(Request): Exact reproduction of the data is required, with images excluded.

(Data shown):
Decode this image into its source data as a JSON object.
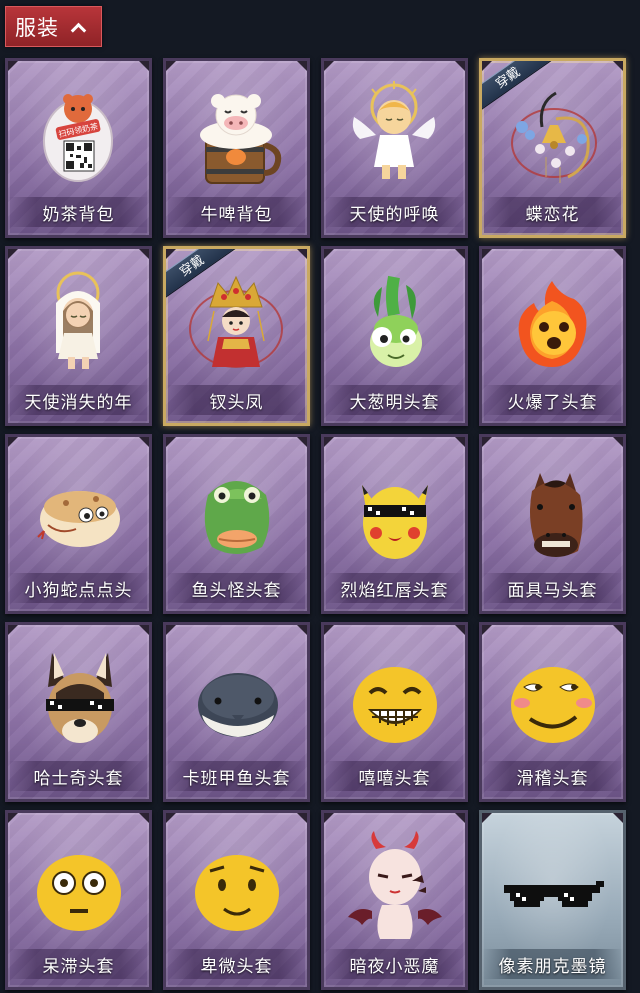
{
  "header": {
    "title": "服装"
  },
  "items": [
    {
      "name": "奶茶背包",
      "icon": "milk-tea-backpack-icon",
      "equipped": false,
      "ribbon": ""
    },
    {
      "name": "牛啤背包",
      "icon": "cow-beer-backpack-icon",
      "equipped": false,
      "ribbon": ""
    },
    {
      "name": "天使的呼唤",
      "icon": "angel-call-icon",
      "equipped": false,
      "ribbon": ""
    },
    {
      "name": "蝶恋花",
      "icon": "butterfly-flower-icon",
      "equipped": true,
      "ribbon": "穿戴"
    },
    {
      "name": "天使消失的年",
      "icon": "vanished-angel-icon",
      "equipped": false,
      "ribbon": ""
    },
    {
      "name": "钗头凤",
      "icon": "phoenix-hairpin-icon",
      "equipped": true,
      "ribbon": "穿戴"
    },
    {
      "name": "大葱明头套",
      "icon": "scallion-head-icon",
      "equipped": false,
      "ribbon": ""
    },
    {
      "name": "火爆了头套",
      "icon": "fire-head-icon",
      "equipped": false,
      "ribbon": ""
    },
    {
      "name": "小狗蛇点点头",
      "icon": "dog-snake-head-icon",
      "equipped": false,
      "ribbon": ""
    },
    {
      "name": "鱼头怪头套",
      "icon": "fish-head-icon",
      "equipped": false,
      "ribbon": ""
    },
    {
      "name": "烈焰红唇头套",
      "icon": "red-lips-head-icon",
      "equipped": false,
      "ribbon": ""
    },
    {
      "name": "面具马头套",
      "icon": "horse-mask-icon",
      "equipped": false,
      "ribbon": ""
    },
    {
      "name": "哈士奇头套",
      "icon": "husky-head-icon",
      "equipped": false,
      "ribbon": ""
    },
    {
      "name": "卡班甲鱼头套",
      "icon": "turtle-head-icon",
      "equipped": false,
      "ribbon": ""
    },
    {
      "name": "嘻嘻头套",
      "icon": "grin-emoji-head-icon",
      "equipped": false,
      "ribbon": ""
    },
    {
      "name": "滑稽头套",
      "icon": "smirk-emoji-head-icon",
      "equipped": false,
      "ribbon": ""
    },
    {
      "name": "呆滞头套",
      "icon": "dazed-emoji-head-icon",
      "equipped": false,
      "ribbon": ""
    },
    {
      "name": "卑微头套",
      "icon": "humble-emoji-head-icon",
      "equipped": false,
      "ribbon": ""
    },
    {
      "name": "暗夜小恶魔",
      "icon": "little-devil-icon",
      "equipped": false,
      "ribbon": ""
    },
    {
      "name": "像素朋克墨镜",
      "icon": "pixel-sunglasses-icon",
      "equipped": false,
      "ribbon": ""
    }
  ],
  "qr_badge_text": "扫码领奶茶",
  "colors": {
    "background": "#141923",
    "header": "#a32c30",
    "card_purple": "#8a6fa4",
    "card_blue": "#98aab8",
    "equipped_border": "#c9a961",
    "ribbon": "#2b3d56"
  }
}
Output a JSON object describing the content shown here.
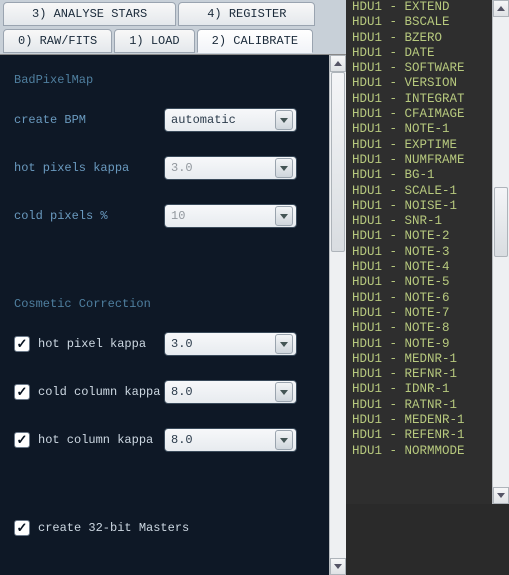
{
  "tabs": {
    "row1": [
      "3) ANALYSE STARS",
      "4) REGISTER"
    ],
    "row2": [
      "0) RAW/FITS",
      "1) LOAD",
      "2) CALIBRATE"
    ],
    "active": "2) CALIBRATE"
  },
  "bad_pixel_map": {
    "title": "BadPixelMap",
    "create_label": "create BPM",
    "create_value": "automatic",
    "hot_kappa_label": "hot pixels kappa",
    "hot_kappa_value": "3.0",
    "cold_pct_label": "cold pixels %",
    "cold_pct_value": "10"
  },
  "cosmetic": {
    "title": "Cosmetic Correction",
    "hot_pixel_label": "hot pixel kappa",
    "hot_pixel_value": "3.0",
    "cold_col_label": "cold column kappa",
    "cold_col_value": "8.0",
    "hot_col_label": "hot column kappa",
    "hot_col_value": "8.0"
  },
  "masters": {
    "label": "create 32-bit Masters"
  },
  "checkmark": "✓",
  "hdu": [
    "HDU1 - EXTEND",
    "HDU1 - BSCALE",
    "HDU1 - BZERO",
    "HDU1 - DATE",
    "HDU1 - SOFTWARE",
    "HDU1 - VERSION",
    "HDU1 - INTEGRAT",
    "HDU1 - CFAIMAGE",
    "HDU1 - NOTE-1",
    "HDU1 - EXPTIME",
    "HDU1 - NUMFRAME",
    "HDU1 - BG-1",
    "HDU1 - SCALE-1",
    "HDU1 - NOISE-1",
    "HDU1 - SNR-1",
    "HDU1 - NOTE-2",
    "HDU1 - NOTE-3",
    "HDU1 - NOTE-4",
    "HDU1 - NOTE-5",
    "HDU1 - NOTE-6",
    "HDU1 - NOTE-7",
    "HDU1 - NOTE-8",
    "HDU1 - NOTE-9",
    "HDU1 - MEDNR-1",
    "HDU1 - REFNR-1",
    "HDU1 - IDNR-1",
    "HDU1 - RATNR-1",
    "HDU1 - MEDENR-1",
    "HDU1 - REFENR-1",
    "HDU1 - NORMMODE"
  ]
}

(The reply):
Decode this image into its source data as a JSON object.
{
  "header": {
    "title": "服装"
  },
  "items": [
    {
      "name": "奶茶背包",
      "icon": "milk-tea-backpack-icon",
      "equipped": false,
      "ribbon": ""
    },
    {
      "name": "牛啤背包",
      "icon": "cow-beer-backpack-icon",
      "equipped": false,
      "ribbon": ""
    },
    {
      "name": "天使的呼唤",
      "icon": "angel-call-icon",
      "equipped": false,
      "ribbon": ""
    },
    {
      "name": "蝶恋花",
      "icon": "butterfly-flower-icon",
      "equipped": true,
      "ribbon": "穿戴"
    },
    {
      "name": "天使消失的年",
      "icon": "vanished-angel-icon",
      "equipped": false,
      "ribbon": ""
    },
    {
      "name": "钗头凤",
      "icon": "phoenix-hairpin-icon",
      "equipped": true,
      "ribbon": "穿戴"
    },
    {
      "name": "大葱明头套",
      "icon": "scallion-head-icon",
      "equipped": false,
      "ribbon": ""
    },
    {
      "name": "火爆了头套",
      "icon": "fire-head-icon",
      "equipped": false,
      "ribbon": ""
    },
    {
      "name": "小狗蛇点点头",
      "icon": "dog-snake-head-icon",
      "equipped": false,
      "ribbon": ""
    },
    {
      "name": "鱼头怪头套",
      "icon": "fish-head-icon",
      "equipped": false,
      "ribbon": ""
    },
    {
      "name": "烈焰红唇头套",
      "icon": "red-lips-head-icon",
      "equipped": false,
      "ribbon": ""
    },
    {
      "name": "面具马头套",
      "icon": "horse-mask-icon",
      "equipped": false,
      "ribbon": ""
    },
    {
      "name": "哈士奇头套",
      "icon": "husky-head-icon",
      "equipped": false,
      "ribbon": ""
    },
    {
      "name": "卡班甲鱼头套",
      "icon": "turtle-head-icon",
      "equipped": false,
      "ribbon": ""
    },
    {
      "name": "嘻嘻头套",
      "icon": "grin-emoji-head-icon",
      "equipped": false,
      "ribbon": ""
    },
    {
      "name": "滑稽头套",
      "icon": "smirk-emoji-head-icon",
      "equipped": false,
      "ribbon": ""
    },
    {
      "name": "呆滞头套",
      "icon": "dazed-emoji-head-icon",
      "equipped": false,
      "ribbon": ""
    },
    {
      "name": "卑微头套",
      "icon": "humble-emoji-head-icon",
      "equipped": false,
      "ribbon": ""
    },
    {
      "name": "暗夜小恶魔",
      "icon": "little-devil-icon",
      "equipped": false,
      "ribbon": ""
    },
    {
      "name": "像素朋克墨镜",
      "icon": "pixel-sunglasses-icon",
      "equipped": false,
      "ribbon": ""
    }
  ],
  "qr_badge_text": "扫码领奶茶",
  "colors": {
    "background": "#141923",
    "header": "#a32c30",
    "card_purple": "#8a6fa4",
    "card_blue": "#98aab8",
    "equipped_border": "#c9a961",
    "ribbon": "#2b3d56"
  }
}
Output a JSON object describing the content shown here.
{
  "tabs": {
    "row1": [
      "3) ANALYSE STARS",
      "4) REGISTER"
    ],
    "row2": [
      "0) RAW/FITS",
      "1) LOAD",
      "2) CALIBRATE"
    ],
    "active": "2) CALIBRATE"
  },
  "bad_pixel_map": {
    "title": "BadPixelMap",
    "create_label": "create BPM",
    "create_value": "automatic",
    "hot_kappa_label": "hot pixels kappa",
    "hot_kappa_value": "3.0",
    "cold_pct_label": "cold pixels %",
    "cold_pct_value": "10"
  },
  "cosmetic": {
    "title": "Cosmetic Correction",
    "hot_pixel_label": "hot pixel kappa",
    "hot_pixel_value": "3.0",
    "cold_col_label": "cold column kappa",
    "cold_col_value": "8.0",
    "hot_col_label": "hot column kappa",
    "hot_col_value": "8.0"
  },
  "masters": {
    "label": "create 32-bit Masters"
  },
  "checkmark": "✓",
  "hdu": [
    "HDU1 - EXTEND",
    "HDU1 - BSCALE",
    "HDU1 - BZERO",
    "HDU1 - DATE",
    "HDU1 - SOFTWARE",
    "HDU1 - VERSION",
    "HDU1 - INTEGRAT",
    "HDU1 - CFAIMAGE",
    "HDU1 - NOTE-1",
    "HDU1 - EXPTIME",
    "HDU1 - NUMFRAME",
    "HDU1 - BG-1",
    "HDU1 - SCALE-1",
    "HDU1 - NOISE-1",
    "HDU1 - SNR-1",
    "HDU1 - NOTE-2",
    "HDU1 - NOTE-3",
    "HDU1 - NOTE-4",
    "HDU1 - NOTE-5",
    "HDU1 - NOTE-6",
    "HDU1 - NOTE-7",
    "HDU1 - NOTE-8",
    "HDU1 - NOTE-9",
    "HDU1 - MEDNR-1",
    "HDU1 - REFNR-1",
    "HDU1 - IDNR-1",
    "HDU1 - RATNR-1",
    "HDU1 - MEDENR-1",
    "HDU1 - REFENR-1",
    "HDU1 - NORMMODE"
  ]
}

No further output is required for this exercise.